**WRITTEN INSTRUCTION**. Pull out every line of the data below that contains the string "ファイルが選択されていません".

**GIVEN ENTRIES**.
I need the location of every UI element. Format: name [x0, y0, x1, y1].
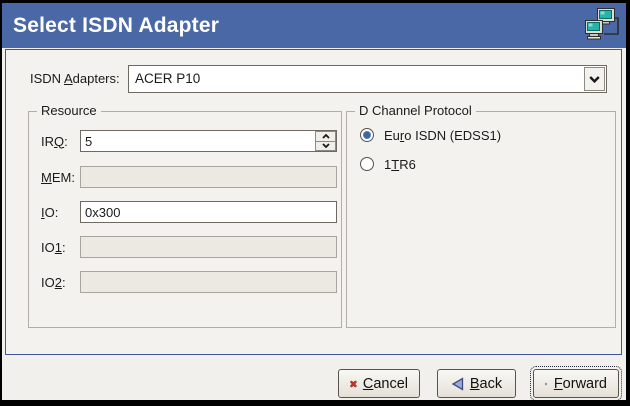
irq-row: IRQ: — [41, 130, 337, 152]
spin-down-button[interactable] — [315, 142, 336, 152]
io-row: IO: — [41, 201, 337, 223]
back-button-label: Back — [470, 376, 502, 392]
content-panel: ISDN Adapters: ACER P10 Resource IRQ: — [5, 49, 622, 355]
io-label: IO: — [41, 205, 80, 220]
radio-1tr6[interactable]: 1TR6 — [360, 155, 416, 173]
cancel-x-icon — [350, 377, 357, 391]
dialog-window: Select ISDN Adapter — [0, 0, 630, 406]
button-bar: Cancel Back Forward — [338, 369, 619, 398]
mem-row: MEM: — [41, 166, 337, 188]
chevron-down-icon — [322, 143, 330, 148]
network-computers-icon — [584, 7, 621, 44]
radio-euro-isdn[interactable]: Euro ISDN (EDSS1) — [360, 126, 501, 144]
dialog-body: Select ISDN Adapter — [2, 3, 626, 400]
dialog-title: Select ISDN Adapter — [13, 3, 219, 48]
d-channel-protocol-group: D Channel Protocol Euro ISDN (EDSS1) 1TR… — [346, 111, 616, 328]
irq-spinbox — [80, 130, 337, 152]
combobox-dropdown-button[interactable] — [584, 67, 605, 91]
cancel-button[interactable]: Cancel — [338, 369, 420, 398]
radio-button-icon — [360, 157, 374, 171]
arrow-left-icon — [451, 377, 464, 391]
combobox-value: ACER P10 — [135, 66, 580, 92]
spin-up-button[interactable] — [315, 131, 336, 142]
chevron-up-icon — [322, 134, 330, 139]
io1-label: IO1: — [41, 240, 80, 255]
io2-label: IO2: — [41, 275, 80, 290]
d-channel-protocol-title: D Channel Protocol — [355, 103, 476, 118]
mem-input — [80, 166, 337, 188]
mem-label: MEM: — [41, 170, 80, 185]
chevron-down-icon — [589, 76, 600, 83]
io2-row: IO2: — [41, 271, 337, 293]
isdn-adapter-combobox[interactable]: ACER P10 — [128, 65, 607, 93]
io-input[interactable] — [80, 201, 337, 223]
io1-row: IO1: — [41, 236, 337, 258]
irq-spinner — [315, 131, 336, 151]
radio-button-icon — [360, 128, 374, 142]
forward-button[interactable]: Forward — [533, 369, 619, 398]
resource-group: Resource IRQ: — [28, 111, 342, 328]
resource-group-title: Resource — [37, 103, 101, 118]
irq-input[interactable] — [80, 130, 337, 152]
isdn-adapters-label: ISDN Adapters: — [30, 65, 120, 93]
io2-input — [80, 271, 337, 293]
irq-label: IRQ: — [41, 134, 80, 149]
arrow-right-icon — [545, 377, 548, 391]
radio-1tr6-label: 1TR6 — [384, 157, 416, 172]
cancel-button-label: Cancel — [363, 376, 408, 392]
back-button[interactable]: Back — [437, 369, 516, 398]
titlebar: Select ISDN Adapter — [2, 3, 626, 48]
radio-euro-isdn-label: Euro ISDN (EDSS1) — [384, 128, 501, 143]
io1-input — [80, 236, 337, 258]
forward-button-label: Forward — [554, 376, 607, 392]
* * *
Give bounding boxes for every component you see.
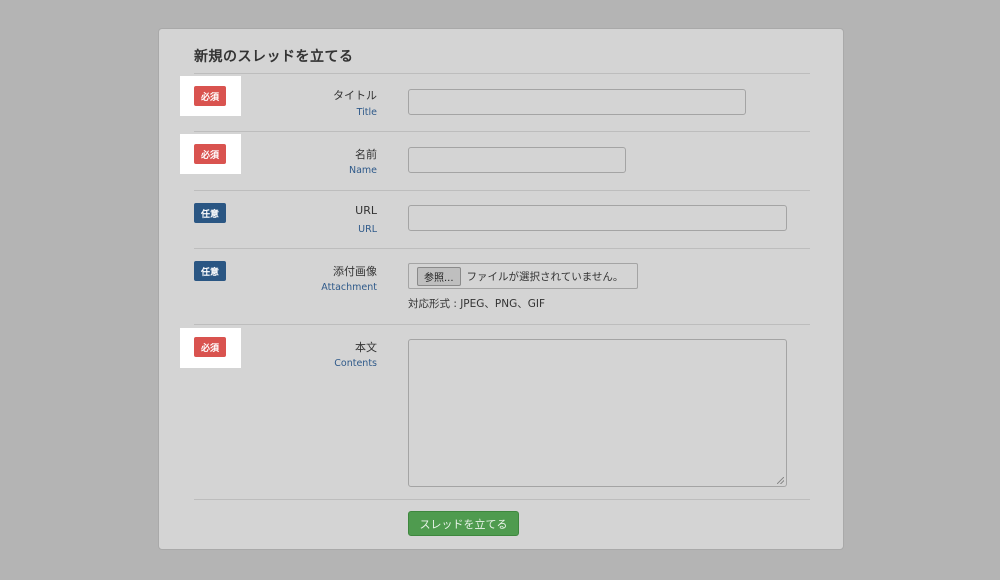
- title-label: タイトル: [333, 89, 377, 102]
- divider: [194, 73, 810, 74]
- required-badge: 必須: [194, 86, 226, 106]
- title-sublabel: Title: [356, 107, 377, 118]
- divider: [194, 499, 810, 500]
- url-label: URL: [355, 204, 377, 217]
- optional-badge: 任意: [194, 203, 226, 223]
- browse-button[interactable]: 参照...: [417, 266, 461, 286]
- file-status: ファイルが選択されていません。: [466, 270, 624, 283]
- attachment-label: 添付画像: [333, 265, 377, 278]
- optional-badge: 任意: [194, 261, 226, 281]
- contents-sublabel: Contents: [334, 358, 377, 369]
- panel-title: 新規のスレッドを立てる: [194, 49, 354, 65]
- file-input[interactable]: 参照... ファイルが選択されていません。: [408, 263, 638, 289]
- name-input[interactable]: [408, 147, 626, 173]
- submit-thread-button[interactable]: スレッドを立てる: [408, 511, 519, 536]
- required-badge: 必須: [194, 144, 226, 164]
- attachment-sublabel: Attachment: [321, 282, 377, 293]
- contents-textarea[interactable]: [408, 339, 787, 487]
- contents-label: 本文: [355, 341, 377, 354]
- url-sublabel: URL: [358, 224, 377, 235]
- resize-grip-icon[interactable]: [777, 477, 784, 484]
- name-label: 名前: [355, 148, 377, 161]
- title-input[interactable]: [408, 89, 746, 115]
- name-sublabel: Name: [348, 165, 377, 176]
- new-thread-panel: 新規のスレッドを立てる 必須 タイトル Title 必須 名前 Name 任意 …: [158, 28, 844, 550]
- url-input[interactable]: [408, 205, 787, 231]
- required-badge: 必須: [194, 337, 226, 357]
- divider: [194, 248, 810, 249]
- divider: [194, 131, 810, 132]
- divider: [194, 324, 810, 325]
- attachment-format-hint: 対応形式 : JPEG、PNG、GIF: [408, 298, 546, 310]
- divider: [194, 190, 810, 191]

**FINISHED TASK**.
- file-status: ファイルが選択されていません。: [466, 270, 624, 283]
- file-input[interactable]: 参照... ファイルが選択されていません。: [408, 263, 638, 289]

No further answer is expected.